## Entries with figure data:
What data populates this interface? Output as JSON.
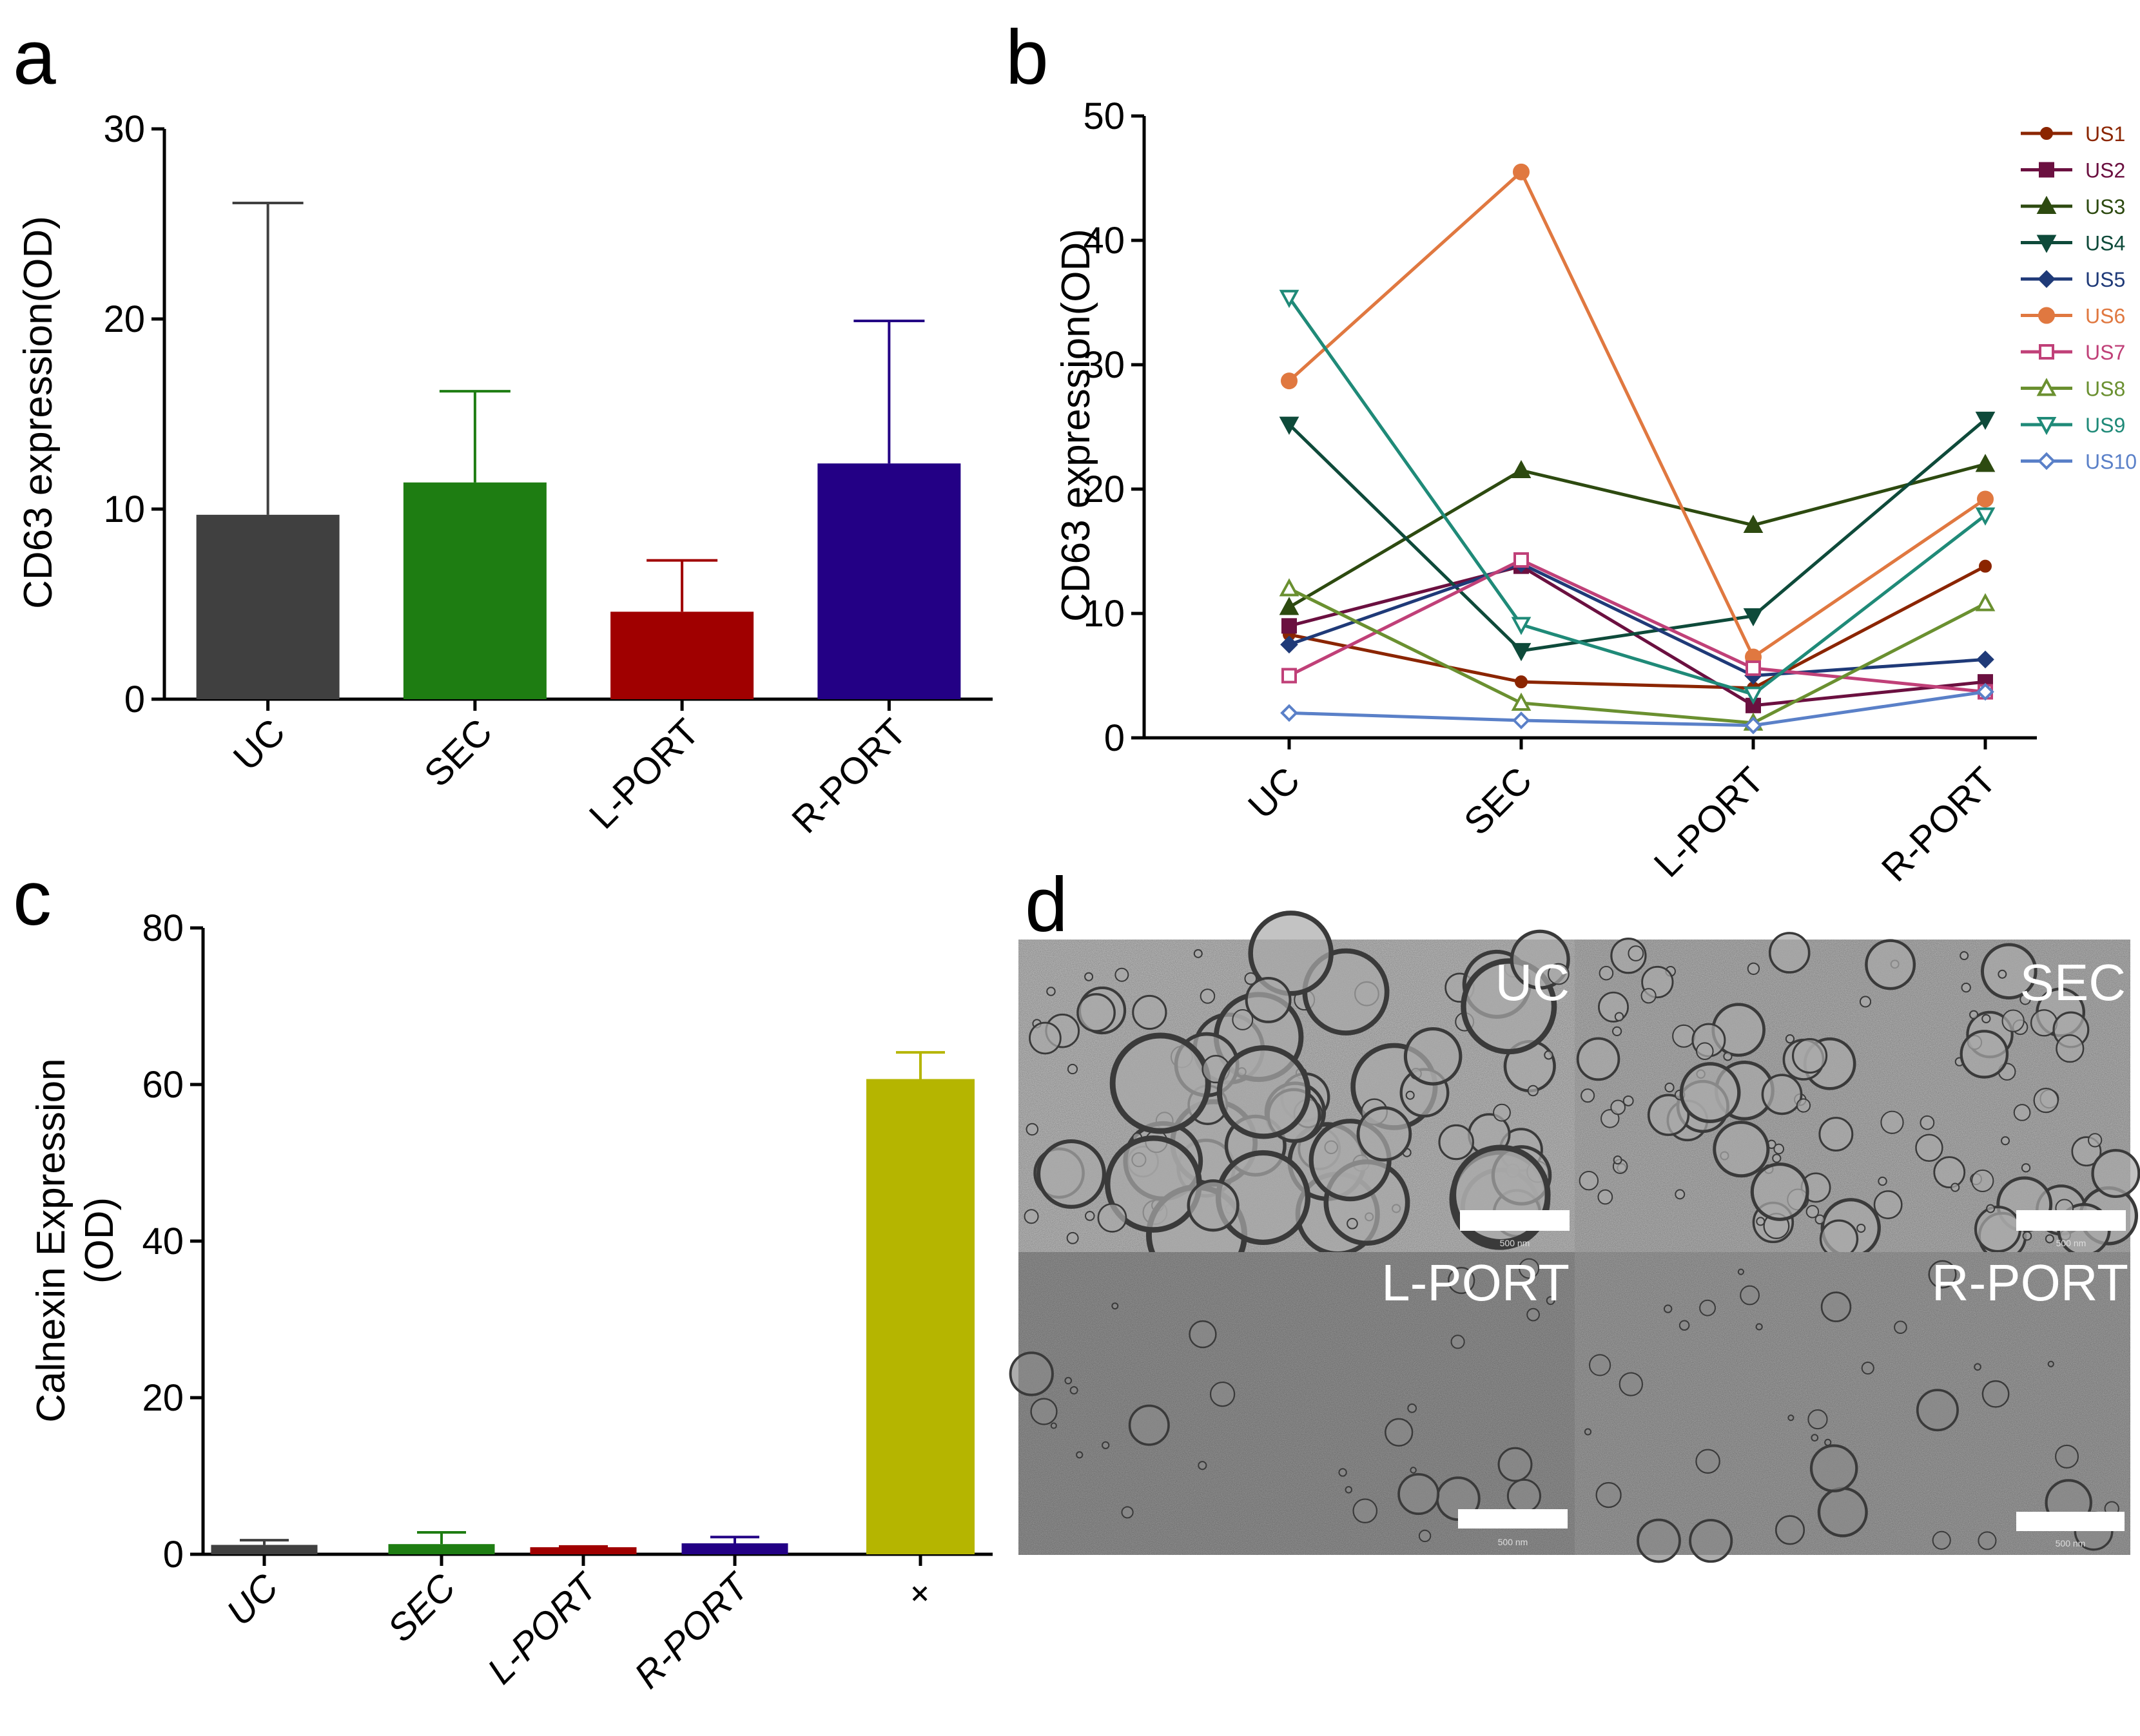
{
  "panels": {
    "a": "a",
    "b": "b",
    "c": "c",
    "d": "d"
  },
  "chart_data": [
    {
      "panel": "a",
      "type": "bar",
      "categories": [
        "UC",
        "SEC",
        "L-PORT",
        "R-PORT"
      ],
      "values": [
        9.7,
        11.4,
        4.6,
        12.4
      ],
      "error_upper": [
        26.1,
        16.2,
        7.3,
        19.9
      ],
      "colors": [
        "#404040",
        "#1e7d12",
        "#a00000",
        "#230085"
      ],
      "title": "",
      "xlabel": "",
      "ylabel": "CD63 expression(OD)",
      "ylim": [
        0,
        30
      ],
      "yticks": [
        0,
        10,
        20,
        30
      ],
      "grid": false
    },
    {
      "panel": "b",
      "type": "line",
      "categories": [
        "UC",
        "SEC",
        "L-PORT",
        "R-PORT"
      ],
      "ylabel": "CD63 expression(OD)",
      "xlabel": "",
      "title": "",
      "ylim": [
        0,
        50
      ],
      "yticks": [
        0,
        10,
        20,
        30,
        40,
        50
      ],
      "legend": "top-right",
      "grid": false,
      "series": [
        {
          "name": "US1",
          "values": [
            8.3,
            4.5,
            4.0,
            13.8
          ],
          "color": "#8b2500",
          "marker": "circle-small"
        },
        {
          "name": "US2",
          "values": [
            9.0,
            13.8,
            2.6,
            4.5
          ],
          "color": "#6b1040",
          "marker": "square"
        },
        {
          "name": "US3",
          "values": [
            10.5,
            21.5,
            17.1,
            22.0
          ],
          "color": "#2d4a10",
          "marker": "triangle-up"
        },
        {
          "name": "US4",
          "values": [
            25.2,
            7.0,
            9.8,
            25.6
          ],
          "color": "#0e4a3a",
          "marker": "triangle-down"
        },
        {
          "name": "US5",
          "values": [
            7.5,
            14.0,
            5.0,
            6.3
          ],
          "color": "#1f3a78",
          "marker": "diamond"
        },
        {
          "name": "US6",
          "values": [
            28.7,
            45.5,
            6.5,
            19.2
          ],
          "color": "#e07840",
          "marker": "circle"
        },
        {
          "name": "US7",
          "values": [
            5.0,
            14.3,
            5.6,
            3.7
          ],
          "color": "#c04078",
          "marker": "square-open"
        },
        {
          "name": "US8",
          "values": [
            12.0,
            2.8,
            1.2,
            10.8
          ],
          "color": "#6a9030",
          "marker": "triangle-up-open"
        },
        {
          "name": "US9",
          "values": [
            35.4,
            9.1,
            3.5,
            17.9
          ],
          "color": "#1f8a78",
          "marker": "triangle-down-open"
        },
        {
          "name": "US10",
          "values": [
            2.0,
            1.4,
            1.0,
            3.7
          ],
          "color": "#5a80c8",
          "marker": "diamond-open"
        }
      ]
    },
    {
      "panel": "c",
      "type": "bar",
      "categories": [
        "UC",
        "SEC",
        "L-PORT",
        "R-PORT",
        "+"
      ],
      "values": [
        1.2,
        1.3,
        0.9,
        1.4,
        60.7
      ],
      "error_upper": [
        1.8,
        2.8,
        1.0,
        2.2,
        64.1
      ],
      "colors": [
        "#404040",
        "#1e7d12",
        "#a00000",
        "#230085",
        "#b5b500"
      ],
      "title": "",
      "xlabel": "",
      "ylabel": [
        "Calnexin Expression",
        "(OD)"
      ],
      "ylim": [
        0,
        80
      ],
      "yticks": [
        0,
        20,
        40,
        60,
        80
      ],
      "grid": false
    }
  ],
  "tem": {
    "labels": [
      "UC",
      "SEC",
      "L-PORT",
      "R-PORT"
    ],
    "scale_text": "500 nm"
  }
}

## REQUEST:
Exact duplication of all the records is required; pictures are omitted from the copy.

## EXERCISE ANSWER:
What data populates this interface? Output as JSON.
{
  "panels": {
    "a": "a",
    "b": "b",
    "c": "c",
    "d": "d"
  },
  "chart_data": [
    {
      "panel": "a",
      "type": "bar",
      "categories": [
        "UC",
        "SEC",
        "L-PORT",
        "R-PORT"
      ],
      "values": [
        9.7,
        11.4,
        4.6,
        12.4
      ],
      "error_upper": [
        26.1,
        16.2,
        7.3,
        19.9
      ],
      "colors": [
        "#404040",
        "#1e7d12",
        "#a00000",
        "#230085"
      ],
      "title": "",
      "xlabel": "",
      "ylabel": "CD63 expression(OD)",
      "ylim": [
        0,
        30
      ],
      "yticks": [
        0,
        10,
        20,
        30
      ],
      "grid": false
    },
    {
      "panel": "b",
      "type": "line",
      "categories": [
        "UC",
        "SEC",
        "L-PORT",
        "R-PORT"
      ],
      "ylabel": "CD63 expression(OD)",
      "xlabel": "",
      "title": "",
      "ylim": [
        0,
        50
      ],
      "yticks": [
        0,
        10,
        20,
        30,
        40,
        50
      ],
      "legend": "top-right",
      "grid": false,
      "series": [
        {
          "name": "US1",
          "values": [
            8.3,
            4.5,
            4.0,
            13.8
          ],
          "color": "#8b2500",
          "marker": "circle-small"
        },
        {
          "name": "US2",
          "values": [
            9.0,
            13.8,
            2.6,
            4.5
          ],
          "color": "#6b1040",
          "marker": "square"
        },
        {
          "name": "US3",
          "values": [
            10.5,
            21.5,
            17.1,
            22.0
          ],
          "color": "#2d4a10",
          "marker": "triangle-up"
        },
        {
          "name": "US4",
          "values": [
            25.2,
            7.0,
            9.8,
            25.6
          ],
          "color": "#0e4a3a",
          "marker": "triangle-down"
        },
        {
          "name": "US5",
          "values": [
            7.5,
            14.0,
            5.0,
            6.3
          ],
          "color": "#1f3a78",
          "marker": "diamond"
        },
        {
          "name": "US6",
          "values": [
            28.7,
            45.5,
            6.5,
            19.2
          ],
          "color": "#e07840",
          "marker": "circle"
        },
        {
          "name": "US7",
          "values": [
            5.0,
            14.3,
            5.6,
            3.7
          ],
          "color": "#c04078",
          "marker": "square-open"
        },
        {
          "name": "US8",
          "values": [
            12.0,
            2.8,
            1.2,
            10.8
          ],
          "color": "#6a9030",
          "marker": "triangle-up-open"
        },
        {
          "name": "US9",
          "values": [
            35.4,
            9.1,
            3.5,
            17.9
          ],
          "color": "#1f8a78",
          "marker": "triangle-down-open"
        },
        {
          "name": "US10",
          "values": [
            2.0,
            1.4,
            1.0,
            3.7
          ],
          "color": "#5a80c8",
          "marker": "diamond-open"
        }
      ]
    },
    {
      "panel": "c",
      "type": "bar",
      "categories": [
        "UC",
        "SEC",
        "L-PORT",
        "R-PORT",
        "+"
      ],
      "values": [
        1.2,
        1.3,
        0.9,
        1.4,
        60.7
      ],
      "error_upper": [
        1.8,
        2.8,
        1.0,
        2.2,
        64.1
      ],
      "colors": [
        "#404040",
        "#1e7d12",
        "#a00000",
        "#230085",
        "#b5b500"
      ],
      "title": "",
      "xlabel": "",
      "ylabel": [
        "Calnexin Expression",
        "(OD)"
      ],
      "ylim": [
        0,
        80
      ],
      "yticks": [
        0,
        20,
        40,
        60,
        80
      ],
      "grid": false
    }
  ],
  "tem": {
    "labels": [
      "UC",
      "SEC",
      "L-PORT",
      "R-PORT"
    ],
    "scale_text": "500 nm"
  }
}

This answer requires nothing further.